Written instruction →
From the listing below, extract each entry exactly as written, minus the images.

Given data →
╔══

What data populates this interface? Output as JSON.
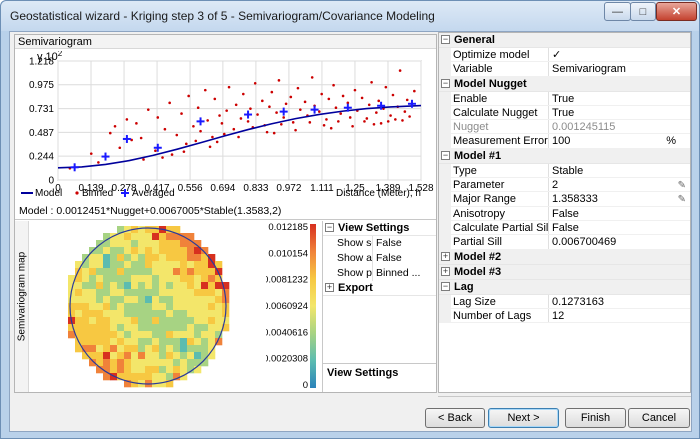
{
  "window": {
    "title": "Geostatistical wizard - Kriging step 3 of 5 - Semivariogram/Covariance Modeling",
    "controls": {
      "minimize": "—",
      "maximize": "□",
      "close": "✕"
    }
  },
  "semivariogram": {
    "header": "Semivariogram",
    "y_label": "γ",
    "y_multiplier": "10",
    "y_exponent": "2",
    "x_axis_label": "Distance (Meter), h",
    "legend": {
      "model": "Model",
      "binned": "Binned",
      "averaged": "Averaged"
    },
    "formula": "Model : 0.0012451*Nugget+0.0067005*Stable(1.3583,2)"
  },
  "chart_data": {
    "type": "scatter",
    "title": "Semivariogram",
    "xlabel": "Distance (Meter), h",
    "ylabel": "γ 10²",
    "xlim": [
      0,
      1.528
    ],
    "ylim": [
      0,
      1.218
    ],
    "x_ticks": [
      "0",
      "0.139",
      "0.278",
      "0.417",
      "0.556",
      "0.694",
      "0.833",
      "0.972",
      "1.111",
      "1.25",
      "1.389",
      "1.528"
    ],
    "y_ticks": [
      "0",
      "0.244",
      "0.487",
      "0.731",
      "0.975",
      "1.218"
    ],
    "grid": true,
    "legend_position": "bottom",
    "series": [
      {
        "name": "Model",
        "kind": "line",
        "color": "#00009c",
        "x": [
          0,
          0.1,
          0.2,
          0.3,
          0.4,
          0.5,
          0.6,
          0.7,
          0.8,
          0.9,
          1.0,
          1.1,
          1.2,
          1.3,
          1.4,
          1.528
        ],
        "y": [
          0.125,
          0.134,
          0.159,
          0.199,
          0.252,
          0.314,
          0.381,
          0.45,
          0.516,
          0.576,
          0.628,
          0.671,
          0.705,
          0.731,
          0.748,
          0.762
        ]
      },
      {
        "name": "Binned",
        "kind": "points",
        "color": "#cc0000",
        "x": [
          0.05,
          0.14,
          0.17,
          0.22,
          0.24,
          0.26,
          0.29,
          0.31,
          0.33,
          0.36,
          0.38,
          0.41,
          0.42,
          0.45,
          0.47,
          0.5,
          0.52,
          0.54,
          0.55,
          0.57,
          0.59,
          0.6,
          0.62,
          0.63,
          0.65,
          0.66,
          0.68,
          0.69,
          0.71,
          0.72,
          0.74,
          0.75,
          0.77,
          0.78,
          0.8,
          0.81,
          0.83,
          0.84,
          0.86,
          0.87,
          0.89,
          0.9,
          0.92,
          0.93,
          0.95,
          0.96,
          0.98,
          0.99,
          1.01,
          1.02,
          1.04,
          1.05,
          1.07,
          1.08,
          1.1,
          1.11,
          1.13,
          1.14,
          1.16,
          1.17,
          1.19,
          1.2,
          1.22,
          1.23,
          1.25,
          1.26,
          1.28,
          1.29,
          1.31,
          1.32,
          1.34,
          1.35,
          1.37,
          1.38,
          1.4,
          1.41,
          1.43,
          1.44,
          1.46,
          1.47,
          1.49,
          1.5,
          0.48,
          0.58,
          0.7,
          0.82,
          0.94,
          1.06,
          1.18,
          1.3,
          1.42,
          0.35,
          0.64,
          0.88,
          1.12,
          1.36,
          1.48,
          0.53,
          0.76,
          1.0,
          1.24,
          1.39,
          0.44,
          0.67,
          0.91,
          1.15,
          1.33,
          1.45
        ],
        "y": [
          0.12,
          0.27,
          0.18,
          0.48,
          0.55,
          0.33,
          0.62,
          0.41,
          0.58,
          0.21,
          0.72,
          0.3,
          0.64,
          0.52,
          0.79,
          0.46,
          0.68,
          0.37,
          0.86,
          0.55,
          0.74,
          0.5,
          0.92,
          0.61,
          0.44,
          0.83,
          0.66,
          0.58,
          0.71,
          0.95,
          0.52,
          0.77,
          0.63,
          0.88,
          0.6,
          0.73,
          0.99,
          0.67,
          0.81,
          0.56,
          0.75,
          0.9,
          0.69,
          1.02,
          0.64,
          0.78,
          0.85,
          0.59,
          0.94,
          0.72,
          0.8,
          0.66,
          1.05,
          0.76,
          0.7,
          0.88,
          0.62,
          0.83,
          0.97,
          0.74,
          0.68,
          0.86,
          0.79,
          0.64,
          0.92,
          0.71,
          0.84,
          0.6,
          0.77,
          1.0,
          0.69,
          0.81,
          0.73,
          0.95,
          0.66,
          0.87,
          0.75,
          1.12,
          0.7,
          0.82,
          0.78,
          0.91,
          0.26,
          0.4,
          0.47,
          0.54,
          0.57,
          0.59,
          0.6,
          0.63,
          0.62,
          0.43,
          0.34,
          0.49,
          0.56,
          0.58,
          0.65,
          0.29,
          0.44,
          0.51,
          0.55,
          0.6,
          0.23,
          0.39,
          0.48,
          0.53,
          0.57,
          0.61
        ]
      },
      {
        "name": "Averaged",
        "kind": "crosses",
        "color": "#1a1aff",
        "x": [
          0.07,
          0.2,
          0.29,
          0.42,
          0.6,
          0.8,
          0.95,
          1.08,
          1.22,
          1.36,
          1.49
        ],
        "y": [
          0.13,
          0.24,
          0.42,
          0.33,
          0.6,
          0.67,
          0.7,
          0.72,
          0.74,
          0.76,
          0.78
        ]
      }
    ]
  },
  "map": {
    "side_label": "Semivariogram map",
    "colorbar_labels": [
      "0.012185",
      "0.010154",
      "0.0081232",
      "0.0060924",
      "0.0040616",
      "0.0020308",
      "0"
    ],
    "colorbar_colors": [
      "#d7301f",
      "#f0823a",
      "#f7c842",
      "#f3e66a",
      "#a7d383",
      "#5bbcb0",
      "#2b83ba"
    ],
    "seed": 7
  },
  "view_settings_panel": {
    "header": "View Settings",
    "rows": [
      {
        "name": "Show se...",
        "value": "False"
      },
      {
        "name": "Show all l...",
        "value": "False"
      },
      {
        "name": "Show poi...",
        "value": "Binned ..."
      }
    ],
    "export_header": "Export",
    "footer_title": "View Settings"
  },
  "properties": {
    "sections": [
      {
        "title": "General",
        "toggle": "−",
        "rows": [
          {
            "name": "Optimize model",
            "value": "✓",
            "icon": "optimize-icon"
          },
          {
            "name": "Variable",
            "value": "Semivariogram"
          }
        ]
      },
      {
        "title": "Model Nugget",
        "toggle": "−",
        "rows": [
          {
            "name": "Enable",
            "value": "True"
          },
          {
            "name": "Calculate Nugget",
            "value": "True"
          },
          {
            "name": "Nugget",
            "value": "0.001245115",
            "disabled": true
          },
          {
            "name": "Measurement Error",
            "value": "100",
            "unit": "%"
          }
        ]
      },
      {
        "title": "Model #1",
        "toggle": "−",
        "rows": [
          {
            "name": "Type",
            "value": "Stable"
          },
          {
            "name": "Parameter",
            "value": "2",
            "pencil": true
          },
          {
            "name": "Major Range",
            "value": "1.358333",
            "pencil": true
          },
          {
            "name": "Anisotropy",
            "value": "False"
          },
          {
            "name": "Calculate Partial Sill",
            "value": "False"
          },
          {
            "name": "Partial Sill",
            "value": "0.006700469"
          }
        ]
      },
      {
        "title": "Model #2",
        "toggle": "+",
        "rows": []
      },
      {
        "title": "Model #3",
        "toggle": "+",
        "rows": []
      },
      {
        "title": "Lag",
        "toggle": "−",
        "rows": [
          {
            "name": "Lag Size",
            "value": "0.1273163"
          },
          {
            "name": "Number of Lags",
            "value": "12"
          }
        ]
      }
    ]
  },
  "buttons": {
    "back": "< Back",
    "next": "Next >",
    "finish": "Finish",
    "cancel": "Cancel"
  }
}
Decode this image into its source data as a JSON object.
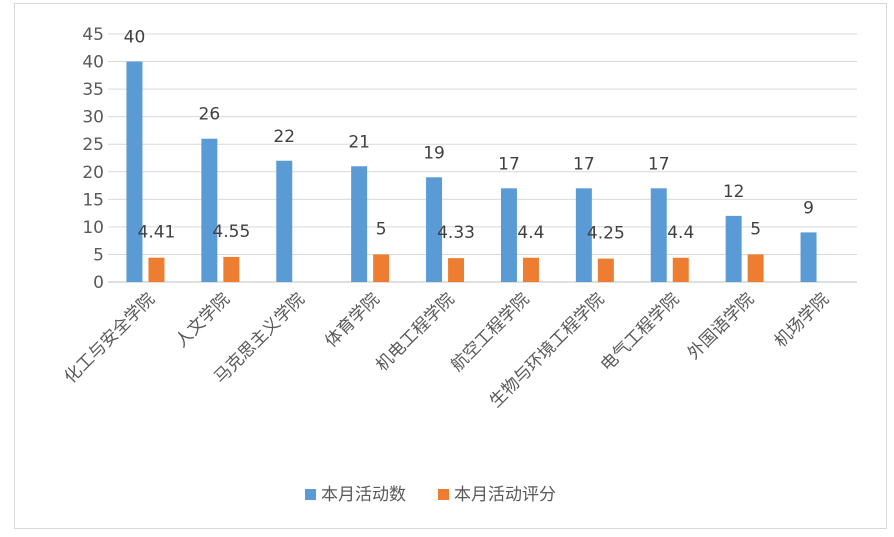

╚══

Reply to the exercise →
What data populates this interface? Output as JSON.
{
  "window": {
    "title": "Geostatistical wizard - Kriging step 3 of 5 - Semivariogram/Covariance Modeling",
    "controls": {
      "minimize": "—",
      "maximize": "□",
      "close": "✕"
    }
  },
  "semivariogram": {
    "header": "Semivariogram",
    "y_label": "γ",
    "y_multiplier": "10",
    "y_exponent": "2",
    "x_axis_label": "Distance (Meter), h",
    "legend": {
      "model": "Model",
      "binned": "Binned",
      "averaged": "Averaged"
    },
    "formula": "Model : 0.0012451*Nugget+0.0067005*Stable(1.3583,2)"
  },
  "chart_data": {
    "type": "scatter",
    "title": "Semivariogram",
    "xlabel": "Distance (Meter), h",
    "ylabel": "γ 10²",
    "xlim": [
      0,
      1.528
    ],
    "ylim": [
      0,
      1.218
    ],
    "x_ticks": [
      "0",
      "0.139",
      "0.278",
      "0.417",
      "0.556",
      "0.694",
      "0.833",
      "0.972",
      "1.111",
      "1.25",
      "1.389",
      "1.528"
    ],
    "y_ticks": [
      "0",
      "0.244",
      "0.487",
      "0.731",
      "0.975",
      "1.218"
    ],
    "grid": true,
    "legend_position": "bottom",
    "series": [
      {
        "name": "Model",
        "kind": "line",
        "color": "#00009c",
        "x": [
          0,
          0.1,
          0.2,
          0.3,
          0.4,
          0.5,
          0.6,
          0.7,
          0.8,
          0.9,
          1.0,
          1.1,
          1.2,
          1.3,
          1.4,
          1.528
        ],
        "y": [
          0.125,
          0.134,
          0.159,
          0.199,
          0.252,
          0.314,
          0.381,
          0.45,
          0.516,
          0.576,
          0.628,
          0.671,
          0.705,
          0.731,
          0.748,
          0.762
        ]
      },
      {
        "name": "Binned",
        "kind": "points",
        "color": "#cc0000",
        "x": [
          0.05,
          0.14,
          0.17,
          0.22,
          0.24,
          0.26,
          0.29,
          0.31,
          0.33,
          0.36,
          0.38,
          0.41,
          0.42,
          0.45,
          0.47,
          0.5,
          0.52,
          0.54,
          0.55,
          0.57,
          0.59,
          0.6,
          0.62,
          0.63,
          0.65,
          0.66,
          0.68,
          0.69,
          0.71,
          0.72,
          0.74,
          0.75,
          0.77,
          0.78,
          0.8,
          0.81,
          0.83,
          0.84,
          0.86,
          0.87,
          0.89,
          0.9,
          0.92,
          0.93,
          0.95,
          0.96,
          0.98,
          0.99,
          1.01,
          1.02,
          1.04,
          1.05,
          1.07,
          1.08,
          1.1,
          1.11,
          1.13,
          1.14,
          1.16,
          1.17,
          1.19,
          1.2,
          1.22,
          1.23,
          1.25,
          1.26,
          1.28,
          1.29,
          1.31,
          1.32,
          1.34,
          1.35,
          1.37,
          1.38,
          1.4,
          1.41,
          1.43,
          1.44,
          1.46,
          1.47,
          1.49,
          1.5,
          0.48,
          0.58,
          0.7,
          0.82,
          0.94,
          1.06,
          1.18,
          1.3,
          1.42,
          0.35,
          0.64,
          0.88,
          1.12,
          1.36,
          1.48,
          0.53,
          0.76,
          1.0,
          1.24,
          1.39,
          0.44,
          0.67,
          0.91,
          1.15,
          1.33,
          1.45
        ],
        "y": [
          0.12,
          0.27,
          0.18,
          0.48,
          0.55,
          0.33,
          0.62,
          0.41,
          0.58,
          0.21,
          0.72,
          0.3,
          0.64,
          0.52,
          0.79,
          0.46,
          0.68,
          0.37,
          0.86,
          0.55,
          0.74,
          0.5,
          0.92,
          0.61,
          0.44,
          0.83,
          0.66,
          0.58,
          0.71,
          0.95,
          0.52,
          0.77,
          0.63,
          0.88,
          0.6,
          0.73,
          0.99,
          0.67,
          0.81,
          0.56,
          0.75,
          0.9,
          0.69,
          1.02,
          0.64,
          0.78,
          0.85,
          0.59,
          0.94,
          0.72,
          0.8,
          0.66,
          1.05,
          0.76,
          0.7,
          0.88,
          0.62,
          0.83,
          0.97,
          0.74,
          0.68,
          0.86,
          0.79,
          0.64,
          0.92,
          0.71,
          0.84,
          0.6,
          0.77,
          1.0,
          0.69,
          0.81,
          0.73,
          0.95,
          0.66,
          0.87,
          0.75,
          1.12,
          0.7,
          0.82,
          0.78,
          0.91,
          0.26,
          0.4,
          0.47,
          0.54,
          0.57,
          0.59,
          0.6,
          0.63,
          0.62,
          0.43,
          0.34,
          0.49,
          0.56,
          0.58,
          0.65,
          0.29,
          0.44,
          0.51,
          0.55,
          0.6,
          0.23,
          0.39,
          0.48,
          0.53,
          0.57,
          0.61
        ]
      },
      {
        "name": "Averaged",
        "kind": "crosses",
        "color": "#1a1aff",
        "x": [
          0.07,
          0.2,
          0.29,
          0.42,
          0.6,
          0.8,
          0.95,
          1.08,
          1.22,
          1.36,
          1.49
        ],
        "y": [
          0.13,
          0.24,
          0.42,
          0.33,
          0.6,
          0.67,
          0.7,
          0.72,
          0.74,
          0.76,
          0.78
        ]
      }
    ]
  },
  "map": {
    "side_label": "Semivariogram map",
    "colorbar_labels": [
      "0.012185",
      "0.010154",
      "0.0081232",
      "0.0060924",
      "0.0040616",
      "0.0020308",
      "0"
    ],
    "colorbar_colors": [
      "#d7301f",
      "#f0823a",
      "#f7c842",
      "#f3e66a",
      "#a7d383",
      "#5bbcb0",
      "#2b83ba"
    ],
    "seed": 7
  },
  "view_settings_panel": {
    "header": "View Settings",
    "rows": [
      {
        "name": "Show se...",
        "value": "False"
      },
      {
        "name": "Show all l...",
        "value": "False"
      },
      {
        "name": "Show poi...",
        "value": "Binned ..."
      }
    ],
    "export_header": "Export",
    "footer_title": "View Settings"
  },
  "properties": {
    "sections": [
      {
        "title": "General",
        "toggle": "−",
        "rows": [
          {
            "name": "Optimize model",
            "value": "✓",
            "icon": "optimize-icon"
          },
          {
            "name": "Variable",
            "value": "Semivariogram"
          }
        ]
      },
      {
        "title": "Model Nugget",
        "toggle": "−",
        "rows": [
          {
            "name": "Enable",
            "value": "True"
          },
          {
            "name": "Calculate Nugget",
            "value": "True"
          },
          {
            "name": "Nugget",
            "value": "0.001245115",
            "disabled": true
          },
          {
            "name": "Measurement Error",
            "value": "100",
            "unit": "%"
          }
        ]
      },
      {
        "title": "Model #1",
        "toggle": "−",
        "rows": [
          {
            "name": "Type",
            "value": "Stable"
          },
          {
            "name": "Parameter",
            "value": "2",
            "pencil": true
          },
          {
            "name": "Major Range",
            "value": "1.358333",
            "pencil": true
          },
          {
            "name": "Anisotropy",
            "value": "False"
          },
          {
            "name": "Calculate Partial Sill",
            "value": "False"
          },
          {
            "name": "Partial Sill",
            "value": "0.006700469"
          }
        ]
      },
      {
        "title": "Model #2",
        "toggle": "+",
        "rows": []
      },
      {
        "title": "Model #3",
        "toggle": "+",
        "rows": []
      },
      {
        "title": "Lag",
        "toggle": "−",
        "rows": [
          {
            "name": "Lag Size",
            "value": "0.1273163"
          },
          {
            "name": "Number of Lags",
            "value": "12"
          }
        ]
      }
    ]
  },
  "buttons": {
    "back": "< Back",
    "next": "Next >",
    "finish": "Finish",
    "cancel": "Cancel"
  }
}
Decode this image into its source data as a JSON object.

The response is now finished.